## Written exercise
Word for word, restate every line of the listing that follows.

--- start Input records ---

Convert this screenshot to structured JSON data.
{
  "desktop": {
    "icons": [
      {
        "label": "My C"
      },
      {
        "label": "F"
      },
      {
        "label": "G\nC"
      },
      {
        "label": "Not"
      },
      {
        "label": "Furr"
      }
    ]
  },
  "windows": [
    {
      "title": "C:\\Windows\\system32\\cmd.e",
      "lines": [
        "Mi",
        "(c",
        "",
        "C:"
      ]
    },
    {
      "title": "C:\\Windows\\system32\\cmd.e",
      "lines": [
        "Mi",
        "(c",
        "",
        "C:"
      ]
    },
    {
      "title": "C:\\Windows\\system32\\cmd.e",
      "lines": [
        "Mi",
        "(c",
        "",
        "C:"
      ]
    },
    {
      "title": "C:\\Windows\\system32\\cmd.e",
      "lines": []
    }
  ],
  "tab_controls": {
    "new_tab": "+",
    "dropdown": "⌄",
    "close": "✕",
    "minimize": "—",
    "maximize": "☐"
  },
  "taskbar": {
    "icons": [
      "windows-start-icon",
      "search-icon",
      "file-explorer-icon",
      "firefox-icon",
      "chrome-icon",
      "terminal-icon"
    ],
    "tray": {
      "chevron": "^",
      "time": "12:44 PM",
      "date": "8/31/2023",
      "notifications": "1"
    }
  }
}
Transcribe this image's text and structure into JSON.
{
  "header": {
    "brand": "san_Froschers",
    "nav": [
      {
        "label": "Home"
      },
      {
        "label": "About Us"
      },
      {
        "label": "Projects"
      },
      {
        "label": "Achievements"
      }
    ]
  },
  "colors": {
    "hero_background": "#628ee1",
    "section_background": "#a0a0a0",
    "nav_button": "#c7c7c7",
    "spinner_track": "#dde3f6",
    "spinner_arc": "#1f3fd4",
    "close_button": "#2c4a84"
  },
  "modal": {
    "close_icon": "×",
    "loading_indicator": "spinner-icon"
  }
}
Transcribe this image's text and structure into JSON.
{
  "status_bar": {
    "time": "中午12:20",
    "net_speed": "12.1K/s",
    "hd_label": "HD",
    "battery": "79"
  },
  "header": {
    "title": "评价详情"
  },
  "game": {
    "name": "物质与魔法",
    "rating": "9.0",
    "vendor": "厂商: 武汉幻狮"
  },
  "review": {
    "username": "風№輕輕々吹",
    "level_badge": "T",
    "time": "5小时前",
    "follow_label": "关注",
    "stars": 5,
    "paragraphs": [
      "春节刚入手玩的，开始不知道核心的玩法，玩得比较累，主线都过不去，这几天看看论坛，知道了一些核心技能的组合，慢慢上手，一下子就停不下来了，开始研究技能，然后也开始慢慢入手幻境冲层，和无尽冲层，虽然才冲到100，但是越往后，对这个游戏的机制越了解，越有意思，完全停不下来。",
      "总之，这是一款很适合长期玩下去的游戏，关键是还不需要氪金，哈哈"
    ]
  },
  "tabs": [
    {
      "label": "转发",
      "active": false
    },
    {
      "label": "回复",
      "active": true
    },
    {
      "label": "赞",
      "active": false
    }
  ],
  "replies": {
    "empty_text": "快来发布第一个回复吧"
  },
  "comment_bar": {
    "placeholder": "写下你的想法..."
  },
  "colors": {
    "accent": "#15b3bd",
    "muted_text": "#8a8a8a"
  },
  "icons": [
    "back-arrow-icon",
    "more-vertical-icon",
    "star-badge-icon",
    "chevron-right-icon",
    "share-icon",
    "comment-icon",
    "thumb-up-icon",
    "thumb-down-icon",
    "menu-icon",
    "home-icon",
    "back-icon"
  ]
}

--- end Input records ---

## Final answer
Convert this screenshot to structured JSON data.
{
  "desktop": {
    "icons": [
      {
        "label": "My C"
      },
      {
        "label": "F"
      },
      {
        "label": "G\nC"
      },
      {
        "label": "Not"
      },
      {
        "label": "Furr"
      }
    ]
  },
  "windows": [
    {
      "title": "C:\\Windows\\system32\\cmd.e",
      "lines": [
        "Mi",
        "(c",
        "",
        "C:"
      ]
    },
    {
      "title": "C:\\Windows\\system32\\cmd.e",
      "lines": [
        "Mi",
        "(c",
        "",
        "C:"
      ]
    },
    {
      "title": "C:\\Windows\\system32\\cmd.e",
      "lines": [
        "Mi",
        "(c",
        "",
        "C:"
      ]
    },
    {
      "title": "C:\\Windows\\system32\\cmd.e",
      "lines": []
    }
  ],
  "tab_controls": {
    "new_tab": "+",
    "dropdown": "⌄",
    "close": "✕",
    "minimize": "—",
    "maximize": "☐"
  },
  "taskbar": {
    "icons": [
      "windows-start-icon",
      "search-icon",
      "file-explorer-icon",
      "firefox-icon",
      "chrome-icon",
      "terminal-icon"
    ],
    "tray": {
      "chevron": "^",
      "time": "12:44 PM",
      "date": "8/31/2023",
      "notifications": "1"
    }
  }
}
Transcribe this image's text and structure into JSON.
{
  "header": {
    "brand": "san_Froschers",
    "nav": [
      {
        "label": "Home"
      },
      {
        "label": "About Us"
      },
      {
        "label": "Projects"
      },
      {
        "label": "Achievements"
      }
    ]
  },
  "colors": {
    "hero_background": "#628ee1",
    "section_background": "#a0a0a0",
    "nav_button": "#c7c7c7",
    "spinner_track": "#dde3f6",
    "spinner_arc": "#1f3fd4",
    "close_button": "#2c4a84"
  },
  "modal": {
    "close_icon": "×",
    "loading_indicator": "spinner-icon"
  }
}
Transcribe this image's text and structure into JSON.
{
  "status_bar": {
    "time": "中午12:20",
    "net_speed": "12.1K/s",
    "hd_label": "HD",
    "battery": "79"
  },
  "header": {
    "title": "评价详情"
  },
  "game": {
    "name": "物质与魔法",
    "rating": "9.0",
    "vendor": "厂商: 武汉幻狮"
  },
  "review": {
    "username": "風№輕輕々吹",
    "level_badge": "T",
    "time": "5小时前",
    "follow_label": "关注",
    "stars": 5,
    "paragraphs": [
      "春节刚入手玩的，开始不知道核心的玩法，玩得比较累，主线都过不去，这几天看看论坛，知道了一些核心技能的组合，慢慢上手，一下子就停不下来了，开始研究技能，然后也开始慢慢入手幻境冲层，和无尽冲层，虽然才冲到100，但是越往后，对这个游戏的机制越了解，越有意思，完全停不下来。",
      "总之，这是一款很适合长期玩下去的游戏，关键是还不需要氪金，哈哈"
    ]
  },
  "tabs": [
    {
      "label": "转发",
      "active": false
    },
    {
      "label": "回复",
      "active": true
    },
    {
      "label": "赞",
      "active": false
    }
  ],
  "replies": {
    "empty_text": "快来发布第一个回复吧"
  },
  "comment_bar": {
    "placeholder": "写下你的想法..."
  },
  "colors": {
    "accent": "#15b3bd",
    "muted_text": "#8a8a8a"
  },
  "icons": [
    "back-arrow-icon",
    "more-vertical-icon",
    "star-badge-icon",
    "chevron-right-icon",
    "share-icon",
    "comment-icon",
    "thumb-up-icon",
    "thumb-down-icon",
    "menu-icon",
    "home-icon",
    "back-icon"
  ]
}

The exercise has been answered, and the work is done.